=== Goal ===
Extract the lines that carry the string "label" from the listing.

=== Data provided ===
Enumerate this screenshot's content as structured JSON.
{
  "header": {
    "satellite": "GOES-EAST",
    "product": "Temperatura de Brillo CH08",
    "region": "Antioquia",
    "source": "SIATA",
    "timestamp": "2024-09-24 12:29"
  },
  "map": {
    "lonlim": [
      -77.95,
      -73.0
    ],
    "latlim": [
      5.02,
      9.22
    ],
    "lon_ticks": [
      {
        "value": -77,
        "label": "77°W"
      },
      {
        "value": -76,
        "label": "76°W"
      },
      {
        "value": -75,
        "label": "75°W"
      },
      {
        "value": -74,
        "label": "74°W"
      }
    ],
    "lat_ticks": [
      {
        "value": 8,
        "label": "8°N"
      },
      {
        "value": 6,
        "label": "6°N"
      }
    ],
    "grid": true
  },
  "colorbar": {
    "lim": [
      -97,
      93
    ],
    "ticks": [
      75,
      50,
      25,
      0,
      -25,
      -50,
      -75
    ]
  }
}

=== Answer for the task ===
        "label": "77°W"
        "label": "76°W"
        "label": "75°W"
        "label": "74°W"
        "label": "8°N"
        "label": "6°N"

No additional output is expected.